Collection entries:
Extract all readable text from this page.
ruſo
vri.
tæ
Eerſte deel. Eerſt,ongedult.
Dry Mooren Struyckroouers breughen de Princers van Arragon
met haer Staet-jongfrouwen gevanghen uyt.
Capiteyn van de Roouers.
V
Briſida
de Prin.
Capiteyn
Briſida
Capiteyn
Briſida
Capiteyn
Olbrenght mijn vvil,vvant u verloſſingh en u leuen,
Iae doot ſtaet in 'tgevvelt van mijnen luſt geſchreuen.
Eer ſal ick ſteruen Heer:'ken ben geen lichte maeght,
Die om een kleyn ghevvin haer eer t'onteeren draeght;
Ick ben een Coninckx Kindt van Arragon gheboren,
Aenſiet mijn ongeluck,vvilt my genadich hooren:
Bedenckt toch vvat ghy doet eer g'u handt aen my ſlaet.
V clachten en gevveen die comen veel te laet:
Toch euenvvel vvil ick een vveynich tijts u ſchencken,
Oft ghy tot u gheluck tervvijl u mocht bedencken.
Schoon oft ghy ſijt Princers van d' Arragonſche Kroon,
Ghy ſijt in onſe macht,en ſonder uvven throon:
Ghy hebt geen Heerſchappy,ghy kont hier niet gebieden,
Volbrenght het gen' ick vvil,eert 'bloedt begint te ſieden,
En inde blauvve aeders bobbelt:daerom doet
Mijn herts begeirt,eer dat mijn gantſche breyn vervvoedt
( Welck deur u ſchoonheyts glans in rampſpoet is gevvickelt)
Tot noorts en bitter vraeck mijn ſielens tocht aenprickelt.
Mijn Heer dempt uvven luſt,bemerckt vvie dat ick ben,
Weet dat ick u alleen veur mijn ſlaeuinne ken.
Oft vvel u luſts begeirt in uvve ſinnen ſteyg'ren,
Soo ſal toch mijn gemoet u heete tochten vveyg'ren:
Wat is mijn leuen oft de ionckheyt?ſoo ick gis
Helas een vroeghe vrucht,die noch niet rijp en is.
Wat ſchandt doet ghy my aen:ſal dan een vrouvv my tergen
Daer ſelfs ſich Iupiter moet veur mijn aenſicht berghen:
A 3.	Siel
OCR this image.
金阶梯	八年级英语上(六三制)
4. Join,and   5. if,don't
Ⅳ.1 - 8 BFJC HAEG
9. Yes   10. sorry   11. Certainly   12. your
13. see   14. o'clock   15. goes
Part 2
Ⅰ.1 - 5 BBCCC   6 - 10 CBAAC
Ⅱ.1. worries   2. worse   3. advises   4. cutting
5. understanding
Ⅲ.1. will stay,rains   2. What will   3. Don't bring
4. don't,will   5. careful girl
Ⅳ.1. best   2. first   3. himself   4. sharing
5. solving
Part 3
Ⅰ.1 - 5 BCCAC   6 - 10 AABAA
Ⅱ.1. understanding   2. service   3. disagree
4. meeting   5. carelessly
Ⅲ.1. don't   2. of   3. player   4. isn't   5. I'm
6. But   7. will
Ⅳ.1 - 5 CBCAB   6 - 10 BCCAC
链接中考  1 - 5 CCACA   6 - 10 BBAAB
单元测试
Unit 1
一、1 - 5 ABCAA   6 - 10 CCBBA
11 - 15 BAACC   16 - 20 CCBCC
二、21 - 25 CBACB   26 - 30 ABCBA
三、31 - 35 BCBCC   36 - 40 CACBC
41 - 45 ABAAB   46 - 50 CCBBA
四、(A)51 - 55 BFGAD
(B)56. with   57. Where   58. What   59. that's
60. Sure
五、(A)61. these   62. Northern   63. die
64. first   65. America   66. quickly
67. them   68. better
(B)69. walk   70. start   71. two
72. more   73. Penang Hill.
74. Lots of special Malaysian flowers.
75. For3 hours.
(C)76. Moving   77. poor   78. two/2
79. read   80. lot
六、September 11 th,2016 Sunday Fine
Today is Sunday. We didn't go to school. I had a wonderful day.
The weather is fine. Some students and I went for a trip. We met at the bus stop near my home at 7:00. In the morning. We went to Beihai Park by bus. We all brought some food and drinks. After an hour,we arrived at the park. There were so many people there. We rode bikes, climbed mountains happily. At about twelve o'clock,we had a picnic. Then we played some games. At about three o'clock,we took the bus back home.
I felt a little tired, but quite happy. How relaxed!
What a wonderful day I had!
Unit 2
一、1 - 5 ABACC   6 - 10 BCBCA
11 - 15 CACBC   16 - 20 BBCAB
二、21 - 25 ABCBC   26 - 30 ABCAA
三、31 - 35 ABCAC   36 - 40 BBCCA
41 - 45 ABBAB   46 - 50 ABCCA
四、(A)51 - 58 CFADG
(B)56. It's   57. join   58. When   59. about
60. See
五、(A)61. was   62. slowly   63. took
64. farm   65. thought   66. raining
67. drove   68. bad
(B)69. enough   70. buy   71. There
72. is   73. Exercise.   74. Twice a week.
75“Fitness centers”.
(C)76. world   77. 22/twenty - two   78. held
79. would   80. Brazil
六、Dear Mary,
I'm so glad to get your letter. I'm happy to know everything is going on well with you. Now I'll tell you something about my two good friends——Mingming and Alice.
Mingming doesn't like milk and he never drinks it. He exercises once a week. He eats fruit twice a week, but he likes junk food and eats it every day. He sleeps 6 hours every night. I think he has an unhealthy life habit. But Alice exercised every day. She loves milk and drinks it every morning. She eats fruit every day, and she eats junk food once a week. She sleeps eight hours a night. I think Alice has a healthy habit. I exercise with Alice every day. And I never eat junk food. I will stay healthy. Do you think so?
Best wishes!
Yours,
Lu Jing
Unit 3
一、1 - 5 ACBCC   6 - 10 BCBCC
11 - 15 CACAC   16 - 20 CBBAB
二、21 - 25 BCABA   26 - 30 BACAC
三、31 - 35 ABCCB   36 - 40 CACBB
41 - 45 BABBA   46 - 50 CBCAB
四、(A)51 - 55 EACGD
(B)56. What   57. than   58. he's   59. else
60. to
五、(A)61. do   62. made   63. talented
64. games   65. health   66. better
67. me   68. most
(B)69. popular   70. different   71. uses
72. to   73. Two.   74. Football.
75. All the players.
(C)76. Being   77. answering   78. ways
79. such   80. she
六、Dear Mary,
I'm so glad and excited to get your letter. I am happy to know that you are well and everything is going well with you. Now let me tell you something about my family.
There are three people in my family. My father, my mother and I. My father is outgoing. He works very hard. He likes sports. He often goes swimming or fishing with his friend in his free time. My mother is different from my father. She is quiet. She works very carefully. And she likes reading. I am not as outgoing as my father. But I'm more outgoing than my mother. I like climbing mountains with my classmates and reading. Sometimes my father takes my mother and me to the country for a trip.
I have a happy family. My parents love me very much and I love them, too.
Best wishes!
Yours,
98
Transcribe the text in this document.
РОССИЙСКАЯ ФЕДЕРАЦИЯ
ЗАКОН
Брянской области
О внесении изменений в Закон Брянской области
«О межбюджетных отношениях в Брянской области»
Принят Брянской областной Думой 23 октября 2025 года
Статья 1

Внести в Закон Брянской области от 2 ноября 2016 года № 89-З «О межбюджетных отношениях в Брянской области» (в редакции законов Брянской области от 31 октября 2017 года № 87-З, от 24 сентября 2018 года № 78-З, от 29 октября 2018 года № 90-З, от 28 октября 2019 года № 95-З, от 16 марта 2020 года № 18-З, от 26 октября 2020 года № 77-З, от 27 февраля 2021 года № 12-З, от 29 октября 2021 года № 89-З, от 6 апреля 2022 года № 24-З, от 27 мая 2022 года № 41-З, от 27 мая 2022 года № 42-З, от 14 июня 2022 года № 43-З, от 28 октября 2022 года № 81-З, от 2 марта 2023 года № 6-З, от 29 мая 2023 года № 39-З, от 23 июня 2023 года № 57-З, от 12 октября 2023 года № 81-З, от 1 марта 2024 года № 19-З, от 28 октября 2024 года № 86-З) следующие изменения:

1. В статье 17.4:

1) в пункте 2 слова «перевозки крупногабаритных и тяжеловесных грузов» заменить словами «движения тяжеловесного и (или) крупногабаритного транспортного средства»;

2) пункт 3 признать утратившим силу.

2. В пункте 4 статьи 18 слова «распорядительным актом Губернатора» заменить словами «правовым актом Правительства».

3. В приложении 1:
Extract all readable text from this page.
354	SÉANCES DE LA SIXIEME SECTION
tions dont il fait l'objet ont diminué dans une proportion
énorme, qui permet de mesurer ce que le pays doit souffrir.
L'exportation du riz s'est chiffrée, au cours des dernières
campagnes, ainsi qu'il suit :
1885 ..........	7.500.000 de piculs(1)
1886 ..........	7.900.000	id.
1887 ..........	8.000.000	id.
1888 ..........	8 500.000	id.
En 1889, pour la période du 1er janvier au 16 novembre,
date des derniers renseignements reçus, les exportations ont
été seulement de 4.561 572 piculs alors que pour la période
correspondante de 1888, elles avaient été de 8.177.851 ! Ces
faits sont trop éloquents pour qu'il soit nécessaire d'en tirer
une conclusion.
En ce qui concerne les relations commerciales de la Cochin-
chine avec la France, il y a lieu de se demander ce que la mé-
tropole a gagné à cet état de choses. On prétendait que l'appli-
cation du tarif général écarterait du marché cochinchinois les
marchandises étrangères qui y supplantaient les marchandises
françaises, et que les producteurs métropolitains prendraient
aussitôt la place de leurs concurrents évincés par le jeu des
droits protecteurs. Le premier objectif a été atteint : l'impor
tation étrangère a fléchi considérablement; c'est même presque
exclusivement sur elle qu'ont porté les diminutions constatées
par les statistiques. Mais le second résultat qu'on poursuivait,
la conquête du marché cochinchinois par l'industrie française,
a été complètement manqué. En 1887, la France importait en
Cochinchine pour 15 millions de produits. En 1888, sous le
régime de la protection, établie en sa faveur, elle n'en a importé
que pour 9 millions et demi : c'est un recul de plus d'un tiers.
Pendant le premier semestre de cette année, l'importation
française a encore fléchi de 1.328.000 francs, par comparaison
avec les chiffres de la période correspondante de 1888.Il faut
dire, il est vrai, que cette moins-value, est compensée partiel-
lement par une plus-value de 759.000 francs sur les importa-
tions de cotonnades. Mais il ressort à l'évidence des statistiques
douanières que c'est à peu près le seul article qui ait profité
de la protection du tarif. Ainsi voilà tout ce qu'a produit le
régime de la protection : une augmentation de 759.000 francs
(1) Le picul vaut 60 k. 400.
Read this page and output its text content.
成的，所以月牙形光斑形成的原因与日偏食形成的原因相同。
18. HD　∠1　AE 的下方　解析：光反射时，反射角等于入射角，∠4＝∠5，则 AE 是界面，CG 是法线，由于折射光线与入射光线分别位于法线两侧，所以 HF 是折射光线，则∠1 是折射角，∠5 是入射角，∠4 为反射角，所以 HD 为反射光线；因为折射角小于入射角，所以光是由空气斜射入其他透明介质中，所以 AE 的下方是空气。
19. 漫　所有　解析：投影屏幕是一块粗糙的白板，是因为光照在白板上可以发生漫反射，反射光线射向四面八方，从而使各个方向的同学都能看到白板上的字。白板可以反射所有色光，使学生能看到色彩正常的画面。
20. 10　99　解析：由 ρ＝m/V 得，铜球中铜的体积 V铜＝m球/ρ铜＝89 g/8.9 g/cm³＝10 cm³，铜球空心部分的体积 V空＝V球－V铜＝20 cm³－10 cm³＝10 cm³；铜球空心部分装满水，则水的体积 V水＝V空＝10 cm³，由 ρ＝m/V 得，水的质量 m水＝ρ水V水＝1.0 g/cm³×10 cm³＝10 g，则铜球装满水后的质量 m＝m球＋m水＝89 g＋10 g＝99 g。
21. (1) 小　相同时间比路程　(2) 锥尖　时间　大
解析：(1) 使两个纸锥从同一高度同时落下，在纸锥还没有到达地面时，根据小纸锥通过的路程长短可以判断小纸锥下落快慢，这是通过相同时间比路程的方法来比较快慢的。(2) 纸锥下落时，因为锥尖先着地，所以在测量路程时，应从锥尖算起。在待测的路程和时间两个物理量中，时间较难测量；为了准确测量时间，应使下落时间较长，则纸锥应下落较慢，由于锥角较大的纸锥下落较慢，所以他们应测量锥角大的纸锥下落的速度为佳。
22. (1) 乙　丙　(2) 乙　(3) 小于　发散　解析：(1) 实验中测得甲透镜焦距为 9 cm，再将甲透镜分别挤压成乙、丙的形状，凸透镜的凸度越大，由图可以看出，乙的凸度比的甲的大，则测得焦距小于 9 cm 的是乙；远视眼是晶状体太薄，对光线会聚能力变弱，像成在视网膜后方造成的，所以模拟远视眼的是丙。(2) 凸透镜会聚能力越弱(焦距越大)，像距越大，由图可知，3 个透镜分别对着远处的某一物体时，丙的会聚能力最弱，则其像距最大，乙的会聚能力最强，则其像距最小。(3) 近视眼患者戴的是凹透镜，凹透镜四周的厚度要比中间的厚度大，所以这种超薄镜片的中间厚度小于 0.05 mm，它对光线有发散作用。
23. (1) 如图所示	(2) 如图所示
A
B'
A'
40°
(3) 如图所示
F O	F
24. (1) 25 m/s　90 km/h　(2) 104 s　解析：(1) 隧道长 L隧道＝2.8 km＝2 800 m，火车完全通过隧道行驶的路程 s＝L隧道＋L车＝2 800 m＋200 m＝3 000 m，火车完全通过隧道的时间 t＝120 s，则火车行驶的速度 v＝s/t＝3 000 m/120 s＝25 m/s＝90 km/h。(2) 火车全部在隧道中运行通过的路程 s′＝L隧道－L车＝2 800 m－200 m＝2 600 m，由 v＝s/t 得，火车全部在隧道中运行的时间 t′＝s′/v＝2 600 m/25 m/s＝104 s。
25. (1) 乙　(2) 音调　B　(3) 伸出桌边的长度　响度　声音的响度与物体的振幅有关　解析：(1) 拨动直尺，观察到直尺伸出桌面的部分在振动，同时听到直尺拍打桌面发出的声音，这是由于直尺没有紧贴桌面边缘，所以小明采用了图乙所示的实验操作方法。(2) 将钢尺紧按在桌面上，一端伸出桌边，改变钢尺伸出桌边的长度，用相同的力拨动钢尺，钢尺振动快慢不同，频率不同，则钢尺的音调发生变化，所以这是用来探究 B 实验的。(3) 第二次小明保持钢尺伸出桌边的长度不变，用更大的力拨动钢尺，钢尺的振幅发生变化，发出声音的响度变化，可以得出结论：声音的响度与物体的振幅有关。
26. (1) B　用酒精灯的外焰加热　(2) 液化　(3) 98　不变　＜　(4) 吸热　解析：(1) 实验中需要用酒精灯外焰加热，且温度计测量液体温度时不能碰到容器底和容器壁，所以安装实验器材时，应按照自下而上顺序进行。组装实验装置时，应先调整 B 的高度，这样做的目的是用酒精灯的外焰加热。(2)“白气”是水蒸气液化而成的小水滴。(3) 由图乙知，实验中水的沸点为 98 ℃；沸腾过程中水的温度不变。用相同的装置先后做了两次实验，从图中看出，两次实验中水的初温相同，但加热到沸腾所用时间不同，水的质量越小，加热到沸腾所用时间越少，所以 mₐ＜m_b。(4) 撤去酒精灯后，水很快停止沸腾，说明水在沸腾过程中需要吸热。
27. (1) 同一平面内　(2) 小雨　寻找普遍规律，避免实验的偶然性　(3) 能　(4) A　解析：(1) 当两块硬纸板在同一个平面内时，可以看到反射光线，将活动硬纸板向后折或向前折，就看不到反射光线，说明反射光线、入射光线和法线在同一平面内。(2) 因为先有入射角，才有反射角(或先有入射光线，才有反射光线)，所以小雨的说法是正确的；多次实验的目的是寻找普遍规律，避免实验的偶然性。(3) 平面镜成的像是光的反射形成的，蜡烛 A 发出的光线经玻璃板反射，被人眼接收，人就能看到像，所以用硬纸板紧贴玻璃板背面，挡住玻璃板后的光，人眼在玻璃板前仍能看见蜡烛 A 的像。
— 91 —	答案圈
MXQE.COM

**GOAL OF THE EXERCISE**
Search the preceding listing for "them" and extract every line where it is found.

**COMPLETE ANSWER**
67. them   68. better
I have a happy family. My parents love me very much and I love them, too.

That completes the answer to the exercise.